_Exercise aim:_ Quote the records in full and leave their pictures out.

== Task input

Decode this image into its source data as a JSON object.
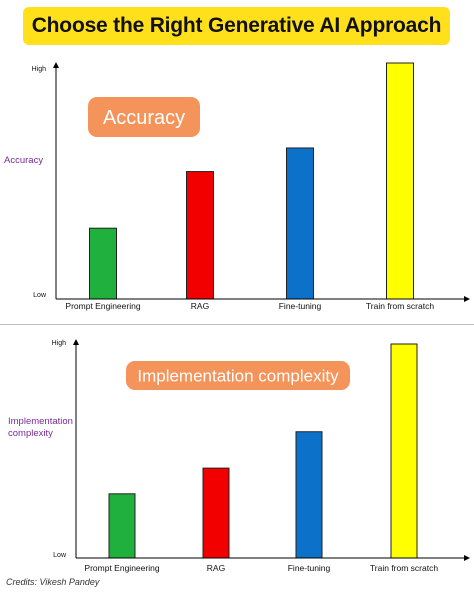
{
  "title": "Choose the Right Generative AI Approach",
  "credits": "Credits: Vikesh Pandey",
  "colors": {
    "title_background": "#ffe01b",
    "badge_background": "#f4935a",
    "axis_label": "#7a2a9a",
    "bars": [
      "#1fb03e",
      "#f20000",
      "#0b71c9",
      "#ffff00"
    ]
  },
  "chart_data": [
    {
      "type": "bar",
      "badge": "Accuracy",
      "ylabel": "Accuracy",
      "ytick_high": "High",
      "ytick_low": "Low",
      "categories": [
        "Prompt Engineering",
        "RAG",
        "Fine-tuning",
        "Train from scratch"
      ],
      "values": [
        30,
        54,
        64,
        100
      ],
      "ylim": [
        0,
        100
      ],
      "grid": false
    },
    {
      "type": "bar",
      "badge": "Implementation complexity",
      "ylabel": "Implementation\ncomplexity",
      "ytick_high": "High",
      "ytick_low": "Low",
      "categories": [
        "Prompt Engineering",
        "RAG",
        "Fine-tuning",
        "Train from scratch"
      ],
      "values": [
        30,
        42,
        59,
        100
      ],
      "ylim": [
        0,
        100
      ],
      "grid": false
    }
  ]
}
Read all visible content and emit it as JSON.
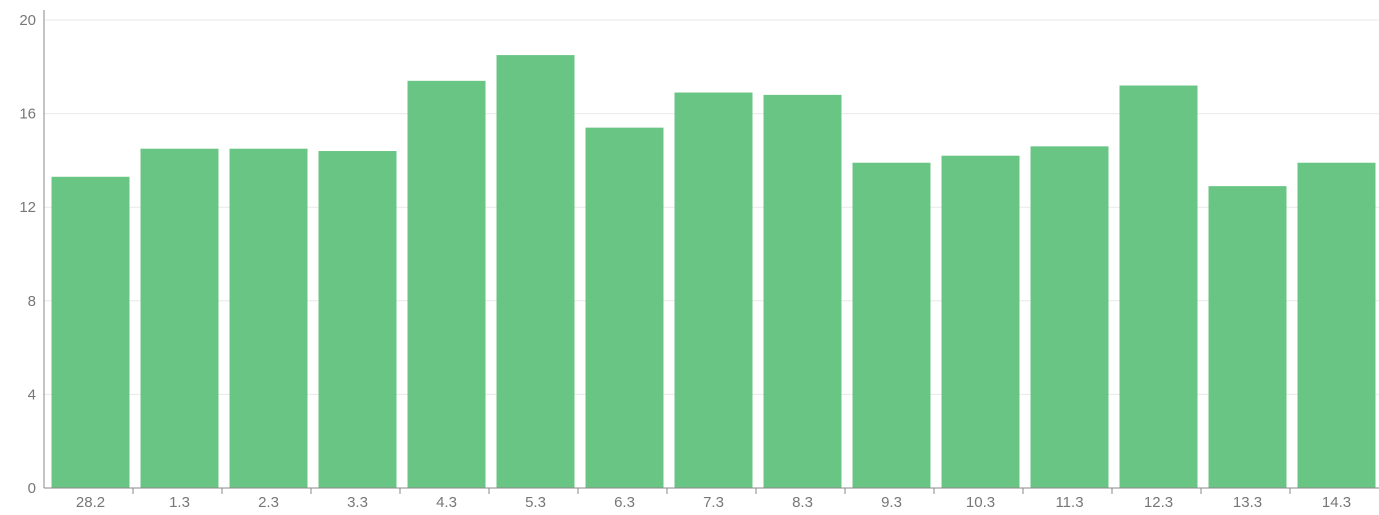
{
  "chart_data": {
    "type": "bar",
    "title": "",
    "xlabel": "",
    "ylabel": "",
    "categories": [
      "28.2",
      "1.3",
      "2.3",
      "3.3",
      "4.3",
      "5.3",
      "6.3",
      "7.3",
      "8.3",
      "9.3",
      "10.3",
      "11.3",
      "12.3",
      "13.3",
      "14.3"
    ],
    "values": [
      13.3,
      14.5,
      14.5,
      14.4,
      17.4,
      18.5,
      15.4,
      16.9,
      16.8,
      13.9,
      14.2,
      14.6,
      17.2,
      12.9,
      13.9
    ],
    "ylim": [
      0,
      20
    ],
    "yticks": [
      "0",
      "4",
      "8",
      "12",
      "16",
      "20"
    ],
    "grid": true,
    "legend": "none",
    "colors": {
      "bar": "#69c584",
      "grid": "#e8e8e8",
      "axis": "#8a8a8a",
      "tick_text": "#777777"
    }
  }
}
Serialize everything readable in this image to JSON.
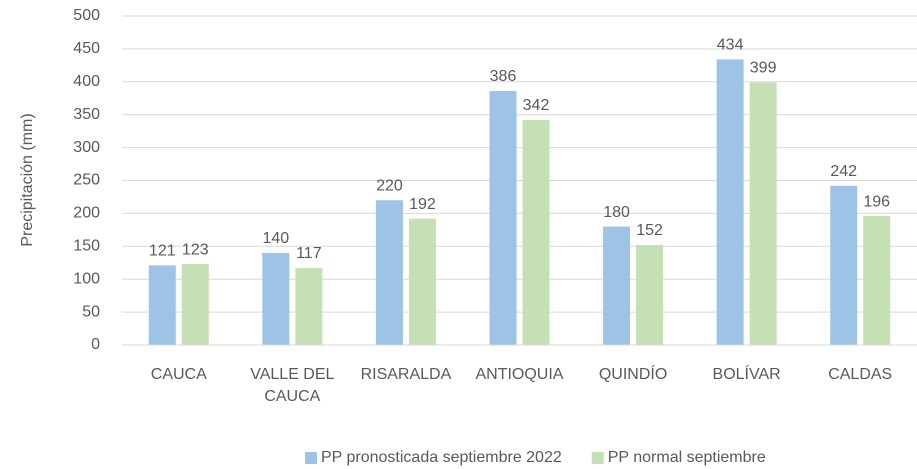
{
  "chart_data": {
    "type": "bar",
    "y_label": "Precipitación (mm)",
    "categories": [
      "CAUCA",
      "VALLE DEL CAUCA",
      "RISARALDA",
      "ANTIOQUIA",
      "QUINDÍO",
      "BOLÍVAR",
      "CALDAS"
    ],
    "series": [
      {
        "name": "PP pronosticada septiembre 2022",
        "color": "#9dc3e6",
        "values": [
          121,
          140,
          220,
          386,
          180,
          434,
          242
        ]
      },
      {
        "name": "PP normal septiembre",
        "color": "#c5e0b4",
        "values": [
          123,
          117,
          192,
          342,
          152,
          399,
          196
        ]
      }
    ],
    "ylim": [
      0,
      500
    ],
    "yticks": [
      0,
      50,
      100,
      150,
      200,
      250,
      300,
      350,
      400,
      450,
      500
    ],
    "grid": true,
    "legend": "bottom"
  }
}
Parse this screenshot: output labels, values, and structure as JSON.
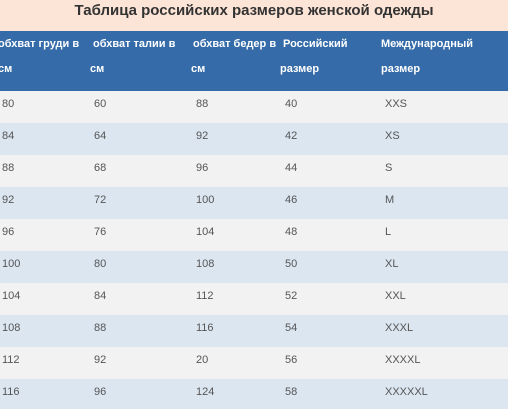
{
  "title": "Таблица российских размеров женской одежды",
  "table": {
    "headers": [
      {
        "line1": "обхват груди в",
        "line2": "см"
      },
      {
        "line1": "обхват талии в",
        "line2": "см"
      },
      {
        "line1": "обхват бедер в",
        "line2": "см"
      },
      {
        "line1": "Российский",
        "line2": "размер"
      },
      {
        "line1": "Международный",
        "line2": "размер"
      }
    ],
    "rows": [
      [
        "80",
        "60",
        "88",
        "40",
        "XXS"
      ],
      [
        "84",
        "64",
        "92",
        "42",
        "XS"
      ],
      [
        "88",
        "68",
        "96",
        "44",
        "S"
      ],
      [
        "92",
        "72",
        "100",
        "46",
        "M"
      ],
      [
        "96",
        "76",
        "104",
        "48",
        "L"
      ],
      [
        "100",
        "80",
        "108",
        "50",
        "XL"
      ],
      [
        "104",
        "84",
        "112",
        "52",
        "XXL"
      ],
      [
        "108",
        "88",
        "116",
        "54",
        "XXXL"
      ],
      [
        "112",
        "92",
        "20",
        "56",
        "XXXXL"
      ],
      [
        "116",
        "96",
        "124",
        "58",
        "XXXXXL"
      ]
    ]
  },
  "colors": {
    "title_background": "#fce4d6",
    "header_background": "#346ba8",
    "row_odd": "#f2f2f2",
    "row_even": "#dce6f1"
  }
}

====

_Exercise result:_
Decode this image into its source data as a JSON object.
{
  "title": "Choose the Right Generative AI Approach",
  "credits": "Credits: Vikesh Pandey",
  "colors": {
    "title_background": "#ffe01b",
    "badge_background": "#f4935a",
    "axis_label": "#7a2a9a",
    "bars": [
      "#1fb03e",
      "#f20000",
      "#0b71c9",
      "#ffff00"
    ]
  },
  "chart_data": [
    {
      "type": "bar",
      "badge": "Accuracy",
      "ylabel": "Accuracy",
      "ytick_high": "High",
      "ytick_low": "Low",
      "categories": [
        "Prompt Engineering",
        "RAG",
        "Fine-tuning",
        "Train from scratch"
      ],
      "values": [
        30,
        54,
        64,
        100
      ],
      "ylim": [
        0,
        100
      ],
      "grid": false
    },
    {
      "type": "bar",
      "badge": "Implementation complexity",
      "ylabel": "Implementation\ncomplexity",
      "ytick_high": "High",
      "ytick_low": "Low",
      "categories": [
        "Prompt Engineering",
        "RAG",
        "Fine-tuning",
        "Train from scratch"
      ],
      "values": [
        30,
        42,
        59,
        100
      ],
      "ylim": [
        0,
        100
      ],
      "grid": false
    }
  ]
}
Read all visible content and emit it as JSON.
{
  "chart_data": {
    "type": "bar",
    "title": "",
    "xlabel": "",
    "ylabel": "",
    "categories": [
      "28.2",
      "1.3",
      "2.3",
      "3.3",
      "4.3",
      "5.3",
      "6.3",
      "7.3",
      "8.3",
      "9.3",
      "10.3",
      "11.3",
      "12.3",
      "13.3",
      "14.3"
    ],
    "values": [
      13.3,
      14.5,
      14.5,
      14.4,
      17.4,
      18.5,
      15.4,
      16.9,
      16.8,
      13.9,
      14.2,
      14.6,
      17.2,
      12.9,
      13.9
    ],
    "ylim": [
      0,
      20
    ],
    "yticks": [
      "0",
      "4",
      "8",
      "12",
      "16",
      "20"
    ],
    "grid": true,
    "legend": "none",
    "colors": {
      "bar": "#69c584",
      "grid": "#e8e8e8",
      "axis": "#8a8a8a",
      "tick_text": "#777777"
    }
  }
}
Serialize everything readable in this image to JSON.
{
  "chart_data": {
    "type": "bar",
    "y_label": "Precipitación (mm)",
    "categories": [
      "CAUCA",
      "VALLE DEL CAUCA",
      "RISARALDA",
      "ANTIOQUIA",
      "QUINDÍO",
      "BOLÍVAR",
      "CALDAS"
    ],
    "series": [
      {
        "name": "PP pronosticada septiembre 2022",
        "color": "#9dc3e6",
        "values": [
          121,
          140,
          220,
          386,
          180,
          434,
          242
        ]
      },
      {
        "name": "PP normal septiembre",
        "color": "#c5e0b4",
        "values": [
          123,
          117,
          192,
          342,
          152,
          399,
          196
        ]
      }
    ],
    "ylim": [
      0,
      500
    ],
    "yticks": [
      0,
      50,
      100,
      150,
      200,
      250,
      300,
      350,
      400,
      450,
      500
    ],
    "grid": true,
    "legend": "bottom"
  }
}
Parse this screenshot: output labels, values, and structure as JSON.
{
  "title": "Таблица российских размеров женской одежды",
  "table": {
    "headers": [
      {
        "line1": "обхват груди в",
        "line2": "см"
      },
      {
        "line1": "обхват талии в",
        "line2": "см"
      },
      {
        "line1": "обхват бедер в",
        "line2": "см"
      },
      {
        "line1": "Российский",
        "line2": "размер"
      },
      {
        "line1": "Международный",
        "line2": "размер"
      }
    ],
    "rows": [
      [
        "80",
        "60",
        "88",
        "40",
        "XXS"
      ],
      [
        "84",
        "64",
        "92",
        "42",
        "XS"
      ],
      [
        "88",
        "68",
        "96",
        "44",
        "S"
      ],
      [
        "92",
        "72",
        "100",
        "46",
        "M"
      ],
      [
        "96",
        "76",
        "104",
        "48",
        "L"
      ],
      [
        "100",
        "80",
        "108",
        "50",
        "XL"
      ],
      [
        "104",
        "84",
        "112",
        "52",
        "XXL"
      ],
      [
        "108",
        "88",
        "116",
        "54",
        "XXXL"
      ],
      [
        "112",
        "92",
        "20",
        "56",
        "XXXXL"
      ],
      [
        "116",
        "96",
        "124",
        "58",
        "XXXXXL"
      ]
    ]
  },
  "colors": {
    "title_background": "#fce4d6",
    "header_background": "#346ba8",
    "row_odd": "#f2f2f2",
    "row_even": "#dce6f1"
  }
}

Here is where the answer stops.